╔══

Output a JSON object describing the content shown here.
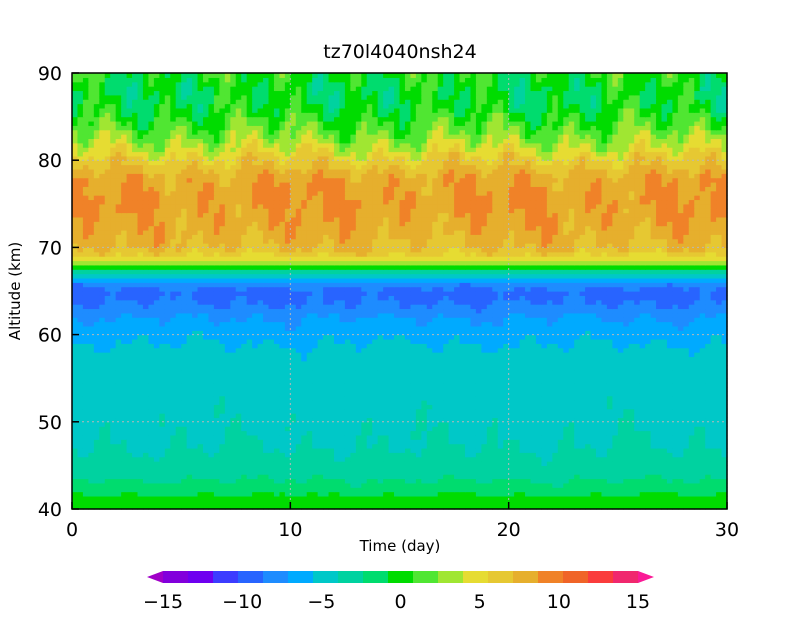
{
  "chart_data": {
    "type": "heatmap",
    "title": "tz70l4040nsh24",
    "xlabel": "Time (day)",
    "ylabel": "Altitude (km)",
    "xlim": [
      0,
      30
    ],
    "ylim": [
      40,
      90
    ],
    "xticks": [
      0,
      10,
      20,
      30
    ],
    "yticks": [
      40,
      50,
      60,
      70,
      80,
      90
    ],
    "grid": true,
    "colorbar": {
      "placement": "bottom",
      "min": -15,
      "max": 15,
      "step": 1.5,
      "ticks": [
        -15,
        -10,
        -5,
        0,
        5,
        10,
        15
      ],
      "tick_labels": [
        "−15",
        "−10",
        "−5",
        "0",
        "5",
        "10",
        "15"
      ],
      "colors": [
        "#a000c8",
        "#8200dc",
        "#6e00f0",
        "#3c3cff",
        "#2864ff",
        "#1e8cff",
        "#00aaff",
        "#00c8c8",
        "#00d2a0",
        "#00dc6e",
        "#00dc00",
        "#50e632",
        "#a0e632",
        "#e6dc32",
        "#e6c832",
        "#e6af2d",
        "#f08228",
        "#f06428",
        "#fa3c3c",
        "#f0286e",
        "#fa1a96"
      ]
    },
    "profile": {
      "altitude_km": [
        40,
        41,
        42,
        44,
        47,
        50,
        55,
        58,
        60,
        62,
        63,
        64,
        65,
        66,
        67,
        67.5,
        68,
        68.5,
        69,
        70,
        72,
        75,
        78,
        80,
        82,
        84,
        86,
        88,
        90
      ],
      "value": [
        -1,
        -0.5,
        -2,
        -3.5,
        -4.5,
        -4.8,
        -5.2,
        -5.5,
        -6.5,
        -7.5,
        -8.5,
        -9.2,
        -9.5,
        -8,
        -5,
        -2,
        0.5,
        3,
        4.5,
        6,
        6.8,
        7.5,
        7,
        5,
        2.5,
        0.5,
        -1,
        -1.5,
        -0.5
      ]
    }
  }
}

╚══

__Description of the task__. The pictures should not appear in the copy; every other part of the records above must be returned exactly.

__Expected answer__.
Output a JSON object describing the content shown here.
{
  "chart_data": {
    "type": "heatmap",
    "title": "tz70l4040nsh24",
    "xlabel": "Time (day)",
    "ylabel": "Altitude (km)",
    "xlim": [
      0,
      30
    ],
    "ylim": [
      40,
      90
    ],
    "xticks": [
      0,
      10,
      20,
      30
    ],
    "yticks": [
      40,
      50,
      60,
      70,
      80,
      90
    ],
    "grid": true,
    "colorbar": {
      "placement": "bottom",
      "min": -15,
      "max": 15,
      "step": 1.5,
      "ticks": [
        -15,
        -10,
        -5,
        0,
        5,
        10,
        15
      ],
      "tick_labels": [
        "−15",
        "−10",
        "−5",
        "0",
        "5",
        "10",
        "15"
      ],
      "colors": [
        "#a000c8",
        "#8200dc",
        "#6e00f0",
        "#3c3cff",
        "#2864ff",
        "#1e8cff",
        "#00aaff",
        "#00c8c8",
        "#00d2a0",
        "#00dc6e",
        "#00dc00",
        "#50e632",
        "#a0e632",
        "#e6dc32",
        "#e6c832",
        "#e6af2d",
        "#f08228",
        "#f06428",
        "#fa3c3c",
        "#f0286e",
        "#fa1a96"
      ]
    },
    "profile": {
      "altitude_km": [
        40,
        41,
        42,
        44,
        47,
        50,
        55,
        58,
        60,
        62,
        63,
        64,
        65,
        66,
        67,
        67.5,
        68,
        68.5,
        69,
        70,
        72,
        75,
        78,
        80,
        82,
        84,
        86,
        88,
        90
      ],
      "value": [
        -1,
        -0.5,
        -2,
        -3.5,
        -4.5,
        -4.8,
        -5.2,
        -5.5,
        -6.5,
        -7.5,
        -8.5,
        -9.2,
        -9.5,
        -8,
        -5,
        -2,
        0.5,
        3,
        4.5,
        6,
        6.8,
        7.5,
        7,
        5,
        2.5,
        0.5,
        -1,
        -1.5,
        -0.5
      ]
    }
  }
}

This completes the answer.